> Records
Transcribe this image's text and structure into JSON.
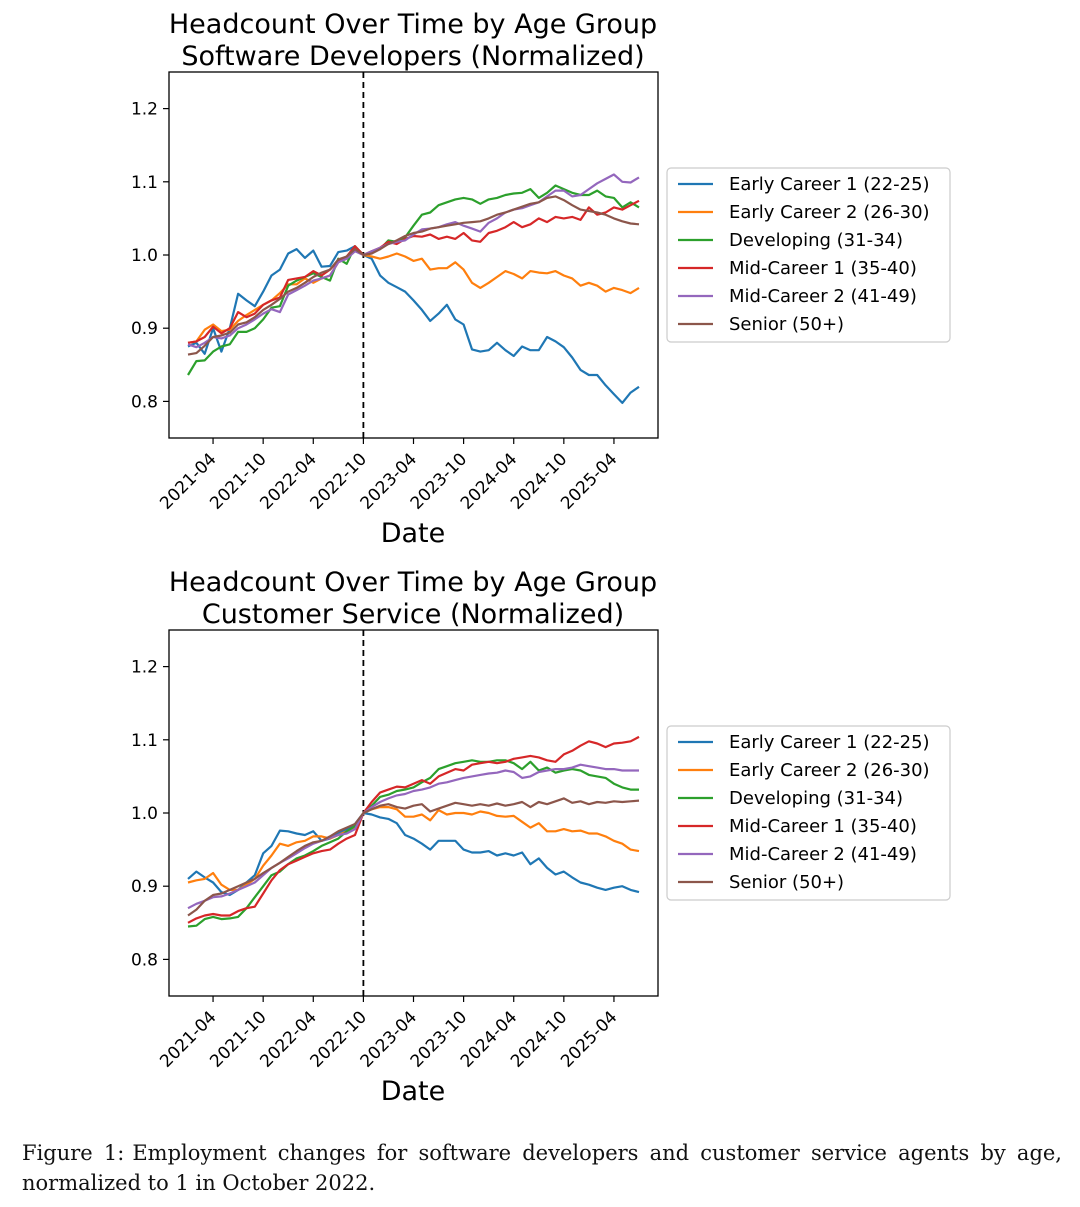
{
  "caption": {
    "label": "Figure 1:",
    "text": "Employment changes for software developers and customer service agents by age, normalized to 1 in October 2022."
  },
  "chart_data": [
    {
      "type": "line",
      "title": "Headcount Over Time by Age Group",
      "subtitle": "Software Developers (Normalized)",
      "xlabel": "Date",
      "ylabel": "",
      "x": [
        "2021-01",
        "2021-02",
        "2021-03",
        "2021-04",
        "2021-05",
        "2021-06",
        "2021-07",
        "2021-08",
        "2021-09",
        "2021-10",
        "2021-11",
        "2021-12",
        "2022-01",
        "2022-02",
        "2022-03",
        "2022-04",
        "2022-05",
        "2022-06",
        "2022-07",
        "2022-08",
        "2022-09",
        "2022-10",
        "2022-11",
        "2022-12",
        "2023-01",
        "2023-02",
        "2023-03",
        "2023-04",
        "2023-05",
        "2023-06",
        "2023-07",
        "2023-08",
        "2023-09",
        "2023-10",
        "2023-11",
        "2023-12",
        "2024-01",
        "2024-02",
        "2024-03",
        "2024-04",
        "2024-05",
        "2024-06",
        "2024-07",
        "2024-08",
        "2024-09",
        "2024-10",
        "2024-11",
        "2024-12",
        "2025-01",
        "2025-02",
        "2025-03",
        "2025-04",
        "2025-05",
        "2025-06",
        "2025-07"
      ],
      "x_ticks": [
        "2021-04",
        "2021-10",
        "2022-04",
        "2022-10",
        "2023-04",
        "2023-10",
        "2024-04",
        "2024-10",
        "2025-04"
      ],
      "y_ticks": [
        0.8,
        0.9,
        1.0,
        1.1,
        1.2
      ],
      "ylim": [
        0.75,
        1.25
      ],
      "reference_line": {
        "x": "2022-10",
        "style": "dashed"
      },
      "legend_position": "right",
      "series": [
        {
          "name": "Early Career 1 (22-25)",
          "color": "#1f77b4",
          "values": [
            0.875,
            0.88,
            0.865,
            0.9,
            0.868,
            0.9,
            0.947,
            0.938,
            0.93,
            0.95,
            0.972,
            0.98,
            1.002,
            1.008,
            0.996,
            1.006,
            0.984,
            0.985,
            1.004,
            1.006,
            1.012,
            1.0,
            0.995,
            0.972,
            0.962,
            0.956,
            0.95,
            0.938,
            0.925,
            0.91,
            0.92,
            0.932,
            0.912,
            0.905,
            0.871,
            0.868,
            0.87,
            0.88,
            0.87,
            0.862,
            0.875,
            0.87,
            0.87,
            0.888,
            0.882,
            0.874,
            0.86,
            0.843,
            0.836,
            0.836,
            0.822,
            0.81,
            0.798,
            0.812,
            0.82
          ]
        },
        {
          "name": "Early Career 2 (26-30)",
          "color": "#ff7f0e",
          "values": [
            0.88,
            0.882,
            0.898,
            0.905,
            0.896,
            0.898,
            0.91,
            0.918,
            0.925,
            0.932,
            0.938,
            0.948,
            0.96,
            0.96,
            0.968,
            0.962,
            0.968,
            0.972,
            0.99,
            0.995,
            1.008,
            1.0,
            0.998,
            0.995,
            0.998,
            1.002,
            0.998,
            0.992,
            0.995,
            0.98,
            0.982,
            0.982,
            0.99,
            0.98,
            0.962,
            0.955,
            0.962,
            0.97,
            0.978,
            0.974,
            0.968,
            0.978,
            0.976,
            0.975,
            0.978,
            0.972,
            0.968,
            0.958,
            0.962,
            0.958,
            0.95,
            0.955,
            0.952,
            0.948,
            0.955
          ]
        },
        {
          "name": "Developing (31-34)",
          "color": "#2ca02c",
          "values": [
            0.836,
            0.855,
            0.856,
            0.868,
            0.875,
            0.878,
            0.895,
            0.895,
            0.9,
            0.912,
            0.928,
            0.93,
            0.958,
            0.965,
            0.97,
            0.975,
            0.97,
            0.965,
            0.995,
            0.988,
            1.012,
            1.0,
            1.005,
            1.008,
            1.02,
            1.018,
            1.024,
            1.04,
            1.055,
            1.058,
            1.068,
            1.072,
            1.076,
            1.078,
            1.076,
            1.07,
            1.076,
            1.078,
            1.082,
            1.084,
            1.085,
            1.09,
            1.078,
            1.085,
            1.095,
            1.09,
            1.085,
            1.082,
            1.082,
            1.088,
            1.08,
            1.078,
            1.065,
            1.072,
            1.065
          ]
        },
        {
          "name": "Mid-Career 1 (35-40)",
          "color": "#d62728",
          "values": [
            0.88,
            0.882,
            0.888,
            0.902,
            0.893,
            0.9,
            0.922,
            0.915,
            0.92,
            0.932,
            0.938,
            0.942,
            0.966,
            0.968,
            0.97,
            0.978,
            0.972,
            0.98,
            0.992,
            0.998,
            1.012,
            1.0,
            1.005,
            1.01,
            1.018,
            1.015,
            1.022,
            1.026,
            1.025,
            1.028,
            1.022,
            1.025,
            1.022,
            1.03,
            1.02,
            1.018,
            1.03,
            1.033,
            1.038,
            1.045,
            1.038,
            1.042,
            1.05,
            1.045,
            1.052,
            1.05,
            1.052,
            1.048,
            1.065,
            1.055,
            1.058,
            1.065,
            1.062,
            1.068,
            1.074
          ]
        },
        {
          "name": "Mid-Career 2 (41-49)",
          "color": "#9467bd",
          "values": [
            0.878,
            0.874,
            0.88,
            0.888,
            0.886,
            0.89,
            0.9,
            0.905,
            0.912,
            0.92,
            0.926,
            0.922,
            0.946,
            0.952,
            0.958,
            0.965,
            0.968,
            0.972,
            0.99,
            0.995,
            1.005,
            1.0,
            1.005,
            1.01,
            1.015,
            1.018,
            1.02,
            1.028,
            1.035,
            1.036,
            1.038,
            1.042,
            1.045,
            1.04,
            1.036,
            1.032,
            1.044,
            1.05,
            1.058,
            1.062,
            1.064,
            1.068,
            1.072,
            1.08,
            1.088,
            1.088,
            1.08,
            1.082,
            1.09,
            1.098,
            1.104,
            1.11,
            1.1,
            1.099,
            1.106
          ]
        },
        {
          "name": "Senior (50+)",
          "color": "#8c564b",
          "values": [
            0.864,
            0.866,
            0.876,
            0.888,
            0.89,
            0.894,
            0.905,
            0.908,
            0.915,
            0.925,
            0.932,
            0.94,
            0.95,
            0.955,
            0.962,
            0.97,
            0.976,
            0.98,
            0.994,
            0.998,
            1.008,
            1.0,
            1.002,
            1.008,
            1.015,
            1.02,
            1.026,
            1.03,
            1.032,
            1.036,
            1.038,
            1.04,
            1.042,
            1.044,
            1.045,
            1.046,
            1.05,
            1.055,
            1.058,
            1.062,
            1.066,
            1.07,
            1.072,
            1.078,
            1.08,
            1.075,
            1.068,
            1.062,
            1.06,
            1.058,
            1.055,
            1.05,
            1.046,
            1.043,
            1.042
          ]
        }
      ]
    },
    {
      "type": "line",
      "title": "Headcount Over Time by Age Group",
      "subtitle": "Customer Service (Normalized)",
      "xlabel": "Date",
      "ylabel": "",
      "x": [
        "2021-01",
        "2021-02",
        "2021-03",
        "2021-04",
        "2021-05",
        "2021-06",
        "2021-07",
        "2021-08",
        "2021-09",
        "2021-10",
        "2021-11",
        "2021-12",
        "2022-01",
        "2022-02",
        "2022-03",
        "2022-04",
        "2022-05",
        "2022-06",
        "2022-07",
        "2022-08",
        "2022-09",
        "2022-10",
        "2022-11",
        "2022-12",
        "2023-01",
        "2023-02",
        "2023-03",
        "2023-04",
        "2023-05",
        "2023-06",
        "2023-07",
        "2023-08",
        "2023-09",
        "2023-10",
        "2023-11",
        "2023-12",
        "2024-01",
        "2024-02",
        "2024-03",
        "2024-04",
        "2024-05",
        "2024-06",
        "2024-07",
        "2024-08",
        "2024-09",
        "2024-10",
        "2024-11",
        "2024-12",
        "2025-01",
        "2025-02",
        "2025-03",
        "2025-04",
        "2025-05",
        "2025-06",
        "2025-07"
      ],
      "x_ticks": [
        "2021-04",
        "2021-10",
        "2022-04",
        "2022-10",
        "2023-04",
        "2023-10",
        "2024-04",
        "2024-10",
        "2025-04"
      ],
      "y_ticks": [
        0.8,
        0.9,
        1.0,
        1.1,
        1.2
      ],
      "ylim": [
        0.75,
        1.25
      ],
      "reference_line": {
        "x": "2022-10",
        "style": "dashed"
      },
      "legend_position": "right",
      "series": [
        {
          "name": "Early Career 1 (22-25)",
          "color": "#1f77b4",
          "values": [
            0.91,
            0.92,
            0.912,
            0.905,
            0.892,
            0.888,
            0.895,
            0.905,
            0.915,
            0.945,
            0.955,
            0.976,
            0.975,
            0.972,
            0.97,
            0.975,
            0.962,
            0.965,
            0.972,
            0.978,
            0.985,
            1.0,
            0.998,
            0.994,
            0.992,
            0.986,
            0.97,
            0.965,
            0.958,
            0.95,
            0.962,
            0.962,
            0.962,
            0.95,
            0.946,
            0.946,
            0.948,
            0.942,
            0.945,
            0.942,
            0.946,
            0.93,
            0.938,
            0.925,
            0.916,
            0.92,
            0.912,
            0.905,
            0.902,
            0.898,
            0.895,
            0.898,
            0.9,
            0.895,
            0.892
          ]
        },
        {
          "name": "Early Career 2 (26-30)",
          "color": "#ff7f0e",
          "values": [
            0.905,
            0.908,
            0.91,
            0.918,
            0.902,
            0.895,
            0.895,
            0.902,
            0.91,
            0.928,
            0.942,
            0.958,
            0.955,
            0.96,
            0.962,
            0.968,
            0.968,
            0.965,
            0.97,
            0.975,
            0.98,
            1.0,
            1.005,
            1.008,
            1.008,
            1.005,
            0.995,
            0.995,
            0.998,
            0.99,
            1.004,
            0.998,
            1.0,
            1.0,
            0.998,
            1.002,
            1.0,
            0.996,
            0.995,
            0.996,
            0.988,
            0.98,
            0.986,
            0.975,
            0.975,
            0.978,
            0.975,
            0.976,
            0.972,
            0.972,
            0.968,
            0.962,
            0.958,
            0.95,
            0.948
          ]
        },
        {
          "name": "Developing (31-34)",
          "color": "#2ca02c",
          "values": [
            0.845,
            0.846,
            0.855,
            0.858,
            0.855,
            0.856,
            0.858,
            0.87,
            0.885,
            0.9,
            0.915,
            0.92,
            0.93,
            0.938,
            0.942,
            0.948,
            0.955,
            0.96,
            0.965,
            0.975,
            0.982,
            1.0,
            1.01,
            1.022,
            1.025,
            1.03,
            1.032,
            1.035,
            1.042,
            1.048,
            1.06,
            1.064,
            1.068,
            1.07,
            1.072,
            1.07,
            1.07,
            1.072,
            1.072,
            1.068,
            1.06,
            1.07,
            1.058,
            1.062,
            1.055,
            1.058,
            1.06,
            1.058,
            1.052,
            1.05,
            1.048,
            1.04,
            1.035,
            1.032,
            1.032
          ]
        },
        {
          "name": "Mid-Career 1 (35-40)",
          "color": "#d62728",
          "values": [
            0.85,
            0.856,
            0.86,
            0.862,
            0.86,
            0.86,
            0.866,
            0.87,
            0.872,
            0.89,
            0.908,
            0.922,
            0.93,
            0.935,
            0.94,
            0.945,
            0.948,
            0.95,
            0.958,
            0.965,
            0.97,
            1.0,
            1.015,
            1.028,
            1.032,
            1.036,
            1.035,
            1.04,
            1.045,
            1.04,
            1.05,
            1.055,
            1.06,
            1.058,
            1.066,
            1.068,
            1.07,
            1.068,
            1.07,
            1.074,
            1.076,
            1.078,
            1.076,
            1.072,
            1.07,
            1.08,
            1.085,
            1.092,
            1.098,
            1.095,
            1.09,
            1.095,
            1.096,
            1.098,
            1.104
          ]
        },
        {
          "name": "Mid-Career 2 (41-49)",
          "color": "#9467bd",
          "values": [
            0.87,
            0.876,
            0.88,
            0.885,
            0.886,
            0.89,
            0.895,
            0.9,
            0.905,
            0.915,
            0.925,
            0.932,
            0.938,
            0.945,
            0.952,
            0.958,
            0.962,
            0.966,
            0.97,
            0.972,
            0.978,
            1.0,
            1.008,
            1.015,
            1.02,
            1.024,
            1.026,
            1.03,
            1.032,
            1.035,
            1.04,
            1.042,
            1.045,
            1.048,
            1.05,
            1.052,
            1.054,
            1.055,
            1.058,
            1.056,
            1.048,
            1.05,
            1.056,
            1.058,
            1.06,
            1.06,
            1.062,
            1.066,
            1.064,
            1.062,
            1.06,
            1.06,
            1.058,
            1.058,
            1.058
          ]
        },
        {
          "name": "Senior (50+)",
          "color": "#8c564b",
          "values": [
            0.86,
            0.868,
            0.88,
            0.888,
            0.89,
            0.895,
            0.9,
            0.905,
            0.91,
            0.918,
            0.925,
            0.932,
            0.94,
            0.948,
            0.955,
            0.96,
            0.962,
            0.968,
            0.975,
            0.98,
            0.985,
            1.0,
            1.005,
            1.01,
            1.012,
            1.008,
            1.006,
            1.01,
            1.012,
            1.002,
            1.006,
            1.01,
            1.014,
            1.012,
            1.01,
            1.012,
            1.01,
            1.013,
            1.01,
            1.012,
            1.015,
            1.008,
            1.015,
            1.012,
            1.016,
            1.02,
            1.014,
            1.016,
            1.012,
            1.015,
            1.014,
            1.016,
            1.015,
            1.016,
            1.017
          ]
        }
      ]
    }
  ]
}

> Written problem
Gather each line of the records holding the string "subtitle".

> Task result
      "subtitle": "Software Developers (Normalized)",
      "subtitle": "Customer Service (Normalized)",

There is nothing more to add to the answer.